Founded in Dublin in 2003, GoldCore has over 16,000 private, pension and corporate clients in over 150 countries, with over €150 million in precious metals under management. Bullion coins and bars are individually allocated and segregated, ensuring direct and outright asset ownership for clients.
The company began offering storage in the Perth Mint of Western Australia in 2005 and introduced GoldCore Secure Storage in 2009. Having since grown to include specialist vaults in Zurich, London, Singapore, Hong Kong and now Dublin through vault partners. Loomis International and Brinks, GoldCore is set to expand its storage offering to additional locations, including Dubai and New Zealand, in the near future. Prudence must be a watch-word undertaken in every household and every business to mitigate the potential worst impacts of Brexit, Flood believes.
“The Irish Government have adopted a purely pro-European tactical position which infers that we must have trust in the European authorities to keep as sacrosanct our interests. This is a fallacy, as De Gaulle said: ‘nations have no friends, only interests.’ We note that in a recent German opinion poll, Brexit barely registered as a concern among the public — there is something in this. For Irish people the time has come to take a cold hard look at the reality of the situation.”
In the midst of the continual focus on Brexit in Ireland and the UK, the potentially larger threat of a so called ‘ItalExit’ and the possible departure of Italy from the EU and the European monetary union presents an even graver prospect, Flood believes.
“Italy is in political crisis, and anti-EU politicians of the left and right have been put in power by an increasingly disgruntled Italian electorate. But the risk is not simply from people power and radical politicians, there is also the real risk of another Italian debt crisis, centred on very heavily indebted Italians banks and an indebted sovereign.”
Italy’s sovereign debt is €2.3 trillion, much of which is owned by Italian banks, the highest EU debt-to-GDP ratio after Greece.
“There are concerns that Italy will have a new debt crisis which could see a default and potentially an exit from the EU and the euro,” he said. “Banks in France, Germany and Belgium are most at risk of contagion from Italy’s debt crisis. French banks are the most exposed to a sell-off in Italian bonds with €285.5billion in credit extended by French banks.”
Flood takes a contra view to the idea that a cashless society would eliminate gold from use and hence be less valued as a store of value.
“A cashless society, while it boasts many benefits, also exposes people to greater cyber risks as digital assets, like deposits, are exposed to hacking, cyber terror and war. So, as with all investments, we should diversify and not hold all our eggs in one cashless basket, or indeed on one digital or paper basket.”
He cites the opinion of Ken Rogoff — the former chief economist at the International Monetary Fund — that gold’s role is likely to increase as cash will be used less and “the trend towards digital currencies” will also benefit gold which “as a hedge, has enormous value.”
While gold has become less popular in recent years as the Irish and global economy recovered and stock and property markets surged in value, investors concerned about Brexit, trade wars and other global risks have continued to diversify into the precious metal.
“History and recent history and indeed academic and independent research has shown that gold is a hedge and a safe haven. Today, the biggest gold buyers in the world are the largest central banks, including the People’s Bank of China. There are increasing concerns about the medium and long-term outlook for the dollar and, in time, its status as the world’s reserve currency will come to an end.”
Looking to the future, Flood sees gold back near $2,000 an ounce within the next 24 months as a more than likely scenario.
“We would be surprised if gold does not surpass $2,000. Much higher levels are likely in the longer term, and in a currency reset scenario or new Bretton Woods style monetary agreement, it could go to over $5,000. As ever, exactly predicting the future price of any asset is a fool’s errand.”

== Listed records ==
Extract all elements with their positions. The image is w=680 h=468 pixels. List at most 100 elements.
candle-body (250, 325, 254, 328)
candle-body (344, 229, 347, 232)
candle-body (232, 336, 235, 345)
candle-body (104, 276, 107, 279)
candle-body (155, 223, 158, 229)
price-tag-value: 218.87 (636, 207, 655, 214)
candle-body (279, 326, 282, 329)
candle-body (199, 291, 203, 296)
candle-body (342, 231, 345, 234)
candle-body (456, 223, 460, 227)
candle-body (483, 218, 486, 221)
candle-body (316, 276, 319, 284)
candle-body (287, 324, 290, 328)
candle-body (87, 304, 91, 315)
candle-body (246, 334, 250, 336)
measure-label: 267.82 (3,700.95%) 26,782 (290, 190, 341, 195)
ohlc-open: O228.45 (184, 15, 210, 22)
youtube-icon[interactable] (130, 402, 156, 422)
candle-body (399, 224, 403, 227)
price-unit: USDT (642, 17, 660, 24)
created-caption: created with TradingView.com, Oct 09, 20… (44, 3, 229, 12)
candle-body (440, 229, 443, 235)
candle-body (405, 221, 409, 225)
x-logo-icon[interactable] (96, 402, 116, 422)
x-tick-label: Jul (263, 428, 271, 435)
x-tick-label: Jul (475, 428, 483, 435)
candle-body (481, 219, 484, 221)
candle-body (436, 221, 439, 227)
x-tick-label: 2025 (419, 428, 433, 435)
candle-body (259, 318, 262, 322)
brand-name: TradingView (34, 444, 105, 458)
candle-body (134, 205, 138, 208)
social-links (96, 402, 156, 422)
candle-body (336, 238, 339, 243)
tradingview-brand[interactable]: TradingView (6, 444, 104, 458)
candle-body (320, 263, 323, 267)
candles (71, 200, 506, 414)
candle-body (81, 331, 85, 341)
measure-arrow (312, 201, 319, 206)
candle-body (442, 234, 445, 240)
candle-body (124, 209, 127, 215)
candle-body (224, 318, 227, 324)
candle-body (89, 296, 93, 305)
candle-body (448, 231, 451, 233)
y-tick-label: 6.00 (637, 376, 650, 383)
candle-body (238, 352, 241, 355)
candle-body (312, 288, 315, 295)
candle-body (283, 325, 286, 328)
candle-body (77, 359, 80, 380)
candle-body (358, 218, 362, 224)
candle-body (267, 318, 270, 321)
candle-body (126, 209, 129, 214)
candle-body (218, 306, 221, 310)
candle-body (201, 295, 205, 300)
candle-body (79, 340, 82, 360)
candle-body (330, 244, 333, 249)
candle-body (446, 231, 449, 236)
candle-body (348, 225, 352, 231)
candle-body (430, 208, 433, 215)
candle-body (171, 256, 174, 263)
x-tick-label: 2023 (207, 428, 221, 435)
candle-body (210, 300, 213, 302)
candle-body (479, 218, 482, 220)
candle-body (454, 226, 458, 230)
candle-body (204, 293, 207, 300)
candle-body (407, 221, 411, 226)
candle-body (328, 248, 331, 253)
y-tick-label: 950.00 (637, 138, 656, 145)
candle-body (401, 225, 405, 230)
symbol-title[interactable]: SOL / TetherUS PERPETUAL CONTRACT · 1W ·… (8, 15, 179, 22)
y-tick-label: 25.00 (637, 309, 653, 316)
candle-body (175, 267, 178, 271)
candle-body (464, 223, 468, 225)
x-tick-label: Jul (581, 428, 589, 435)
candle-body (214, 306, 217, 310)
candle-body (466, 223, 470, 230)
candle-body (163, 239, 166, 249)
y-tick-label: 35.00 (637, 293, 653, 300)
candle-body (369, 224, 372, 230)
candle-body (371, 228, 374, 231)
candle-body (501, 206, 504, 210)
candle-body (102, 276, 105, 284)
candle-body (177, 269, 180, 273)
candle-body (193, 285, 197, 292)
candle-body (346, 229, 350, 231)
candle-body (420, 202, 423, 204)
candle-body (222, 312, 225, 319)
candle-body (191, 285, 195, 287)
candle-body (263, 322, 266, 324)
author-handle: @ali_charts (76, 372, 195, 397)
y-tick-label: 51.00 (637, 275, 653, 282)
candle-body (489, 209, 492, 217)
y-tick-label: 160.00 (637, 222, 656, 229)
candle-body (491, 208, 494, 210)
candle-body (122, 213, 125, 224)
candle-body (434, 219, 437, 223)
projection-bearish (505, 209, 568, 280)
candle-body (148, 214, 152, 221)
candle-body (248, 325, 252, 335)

== Problem to solve ==
Can you retype the GoldCore article word for word, starting with "In the midst" and going on through "ratio after Greece."?

== Answer section ==
In the midst of the continual focus on Brexit in Ireland and the UK, the potentially larger threat of a so called ‘ItalExit’ and the possible departure of Italy from the EU and the European monetary union presents an even graver prospect, Flood believes.
“Italy is in political crisis, and anti-EU politicians of the left and right have been put in power by an increasingly disgruntled Italian electorate. But the risk is not simply from people power and radical politicians, there is also the real risk of another Italian debt crisis, centred on very heavily indebted Italians banks and an indebted sovereign.”
Italy’s sovereign debt is €2.3 trillion, much of which is owned by Italian banks, the highest EU debt-to-GDP ratio after Greece.